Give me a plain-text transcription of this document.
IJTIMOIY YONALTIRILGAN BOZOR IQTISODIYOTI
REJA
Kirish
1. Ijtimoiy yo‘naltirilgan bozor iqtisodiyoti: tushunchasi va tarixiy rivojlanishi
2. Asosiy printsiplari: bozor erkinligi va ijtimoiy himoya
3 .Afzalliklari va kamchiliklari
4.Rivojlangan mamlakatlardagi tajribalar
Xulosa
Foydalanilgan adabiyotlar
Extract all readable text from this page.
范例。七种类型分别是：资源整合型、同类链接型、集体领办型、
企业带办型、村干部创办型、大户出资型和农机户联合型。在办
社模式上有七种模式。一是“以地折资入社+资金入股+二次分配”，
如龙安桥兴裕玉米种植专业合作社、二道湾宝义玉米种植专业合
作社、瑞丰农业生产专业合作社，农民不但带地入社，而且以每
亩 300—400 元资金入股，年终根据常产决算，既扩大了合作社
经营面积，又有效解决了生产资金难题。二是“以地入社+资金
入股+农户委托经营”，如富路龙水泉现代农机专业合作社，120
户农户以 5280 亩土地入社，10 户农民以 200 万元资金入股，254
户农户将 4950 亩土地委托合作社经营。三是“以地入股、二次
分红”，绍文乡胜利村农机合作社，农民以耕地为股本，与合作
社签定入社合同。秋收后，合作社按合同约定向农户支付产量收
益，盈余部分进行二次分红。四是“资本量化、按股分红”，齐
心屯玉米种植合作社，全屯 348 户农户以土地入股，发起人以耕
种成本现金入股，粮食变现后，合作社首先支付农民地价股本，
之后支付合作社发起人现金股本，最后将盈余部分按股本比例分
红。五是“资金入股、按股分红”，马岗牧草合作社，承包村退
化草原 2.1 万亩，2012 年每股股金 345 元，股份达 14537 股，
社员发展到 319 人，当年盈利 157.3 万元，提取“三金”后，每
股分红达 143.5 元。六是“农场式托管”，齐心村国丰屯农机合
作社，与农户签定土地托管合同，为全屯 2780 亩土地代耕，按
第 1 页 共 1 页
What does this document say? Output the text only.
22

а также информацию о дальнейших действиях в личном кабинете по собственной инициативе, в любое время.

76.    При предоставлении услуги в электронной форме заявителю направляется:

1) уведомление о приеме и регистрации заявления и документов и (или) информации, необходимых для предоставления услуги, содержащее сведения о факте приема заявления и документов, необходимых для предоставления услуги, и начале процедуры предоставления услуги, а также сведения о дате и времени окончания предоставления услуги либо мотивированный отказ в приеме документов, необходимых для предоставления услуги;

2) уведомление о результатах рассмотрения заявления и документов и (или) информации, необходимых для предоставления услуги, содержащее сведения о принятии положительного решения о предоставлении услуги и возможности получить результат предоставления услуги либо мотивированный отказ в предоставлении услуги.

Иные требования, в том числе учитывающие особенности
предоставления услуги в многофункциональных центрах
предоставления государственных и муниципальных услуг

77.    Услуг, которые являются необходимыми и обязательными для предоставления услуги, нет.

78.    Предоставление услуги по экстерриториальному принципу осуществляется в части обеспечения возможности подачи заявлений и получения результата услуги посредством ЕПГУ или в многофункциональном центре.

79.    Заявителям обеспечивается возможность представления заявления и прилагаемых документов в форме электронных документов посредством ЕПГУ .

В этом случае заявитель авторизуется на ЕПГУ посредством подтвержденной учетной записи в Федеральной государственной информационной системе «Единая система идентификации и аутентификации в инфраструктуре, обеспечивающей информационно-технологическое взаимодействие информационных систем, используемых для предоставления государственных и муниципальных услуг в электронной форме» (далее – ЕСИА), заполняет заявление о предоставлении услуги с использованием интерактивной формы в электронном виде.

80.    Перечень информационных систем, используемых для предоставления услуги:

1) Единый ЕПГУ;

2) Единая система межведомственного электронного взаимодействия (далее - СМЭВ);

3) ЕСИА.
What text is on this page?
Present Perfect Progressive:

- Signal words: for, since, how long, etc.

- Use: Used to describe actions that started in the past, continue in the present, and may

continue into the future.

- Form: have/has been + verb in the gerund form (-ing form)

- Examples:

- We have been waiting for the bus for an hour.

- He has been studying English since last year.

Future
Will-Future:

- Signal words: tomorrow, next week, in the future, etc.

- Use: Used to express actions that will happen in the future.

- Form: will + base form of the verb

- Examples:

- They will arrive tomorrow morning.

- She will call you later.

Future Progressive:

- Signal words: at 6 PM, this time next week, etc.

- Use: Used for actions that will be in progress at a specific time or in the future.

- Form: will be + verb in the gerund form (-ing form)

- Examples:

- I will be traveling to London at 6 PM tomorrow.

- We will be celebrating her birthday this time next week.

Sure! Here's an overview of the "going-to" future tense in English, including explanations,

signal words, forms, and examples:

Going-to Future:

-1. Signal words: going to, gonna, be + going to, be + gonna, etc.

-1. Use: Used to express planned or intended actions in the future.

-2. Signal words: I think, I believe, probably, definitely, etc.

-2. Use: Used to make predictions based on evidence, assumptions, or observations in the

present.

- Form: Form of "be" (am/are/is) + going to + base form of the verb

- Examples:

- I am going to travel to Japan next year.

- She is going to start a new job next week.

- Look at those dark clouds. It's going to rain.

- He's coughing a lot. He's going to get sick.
· · · ·
Search the lines above for the string "предоставлении", then show every one that has it.

76.    При предоставлении услуги в электронной форме заявителю направляется:
2) уведомление о результатах рассмотрения заявления и документов и (или) информации, необходимых для предоставления услуги, содержащее сведения о принятии положительного решения о предоставлении услуги и возможности получить результат предоставления услуги либо мотивированный отказ в предоставлении услуги.
В этом случае заявитель авторизуется на ЕПГУ посредством подтвержденной учетной записи в Федеральной государственной информационной системе «Единая система идентификации и аутентификации в инфраструктуре, обеспечивающей информационно-технологическое взаимодействие информационных систем, используемых для предоставления государственных и муниципальных услуг в электронной форме» (далее – ЕСИА), заполняет заявление о предоставлении услуги с использованием интерактивной формы в электронном виде.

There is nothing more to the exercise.